**TASK TO COMPLETE:** All entries should be output exactly as they stand.

(Data listing)
★ ★ ★
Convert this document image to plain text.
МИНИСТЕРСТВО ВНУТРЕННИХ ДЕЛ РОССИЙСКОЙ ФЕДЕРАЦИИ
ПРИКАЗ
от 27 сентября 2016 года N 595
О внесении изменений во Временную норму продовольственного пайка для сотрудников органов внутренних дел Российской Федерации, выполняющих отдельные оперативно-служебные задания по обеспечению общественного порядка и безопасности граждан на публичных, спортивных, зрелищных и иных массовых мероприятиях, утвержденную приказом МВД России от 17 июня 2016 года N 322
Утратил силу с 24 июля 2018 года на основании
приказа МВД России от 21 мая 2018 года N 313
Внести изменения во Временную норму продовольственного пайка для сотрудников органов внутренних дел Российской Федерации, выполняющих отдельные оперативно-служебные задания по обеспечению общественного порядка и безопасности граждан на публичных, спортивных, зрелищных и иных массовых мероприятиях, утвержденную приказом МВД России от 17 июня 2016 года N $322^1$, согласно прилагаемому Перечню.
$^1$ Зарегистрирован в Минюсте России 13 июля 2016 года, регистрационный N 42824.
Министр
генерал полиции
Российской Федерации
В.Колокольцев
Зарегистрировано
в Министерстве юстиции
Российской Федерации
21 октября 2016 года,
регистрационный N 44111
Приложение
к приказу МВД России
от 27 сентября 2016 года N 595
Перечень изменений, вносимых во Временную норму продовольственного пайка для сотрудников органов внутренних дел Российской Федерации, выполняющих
★ ★ ★
**OUTPUT FOR THIS TASK:**
Convert this document image to plain text.
МИНИСТЕРСТВО ВНУТРЕННИХ ДЕЛ РОССИЙСКОЙ ФЕДЕРАЦИИ
ПРИКАЗ
от 27 сентября 2016 года N 595
О внесении изменений во Временную норму продовольственного пайка для сотрудников органов внутренних дел Российской Федерации, выполняющих отдельные оперативно-служебные задания по обеспечению общественного порядка и безопасности граждан на публичных, спортивных, зрелищных и иных массовых мероприятиях, утвержденную приказом МВД России от 17 июня 2016 года N 322
Утратил силу с 24 июля 2018 года на основании
приказа МВД России от 21 мая 2018 года N 313
Внести изменения во Временную норму продовольственного пайка для сотрудников органов внутренних дел Российской Федерации, выполняющих отдельные оперативно-служебные задания по обеспечению общественного порядка и безопасности граждан на публичных, спортивных, зрелищных и иных массовых мероприятиях, утвержденную приказом МВД России от 17 июня 2016 года N $322^1$, согласно прилагаемому Перечню.
$^1$ Зарегистрирован в Минюсте России 13 июля 2016 года, регистрационный N 42824.
Министр
генерал полиции
Российской Федерации
В.Колокольцев
Зарегистрировано
в Министерстве юстиции
Российской Федерации
21 октября 2016 года,
регистрационный N 44111
Приложение
к приказу МВД России
от 27 сентября 2016 года N 595
Перечень изменений, вносимых во Временную норму продовольственного пайка для сотрудников органов внутренних дел Российской Федерации, выполняющих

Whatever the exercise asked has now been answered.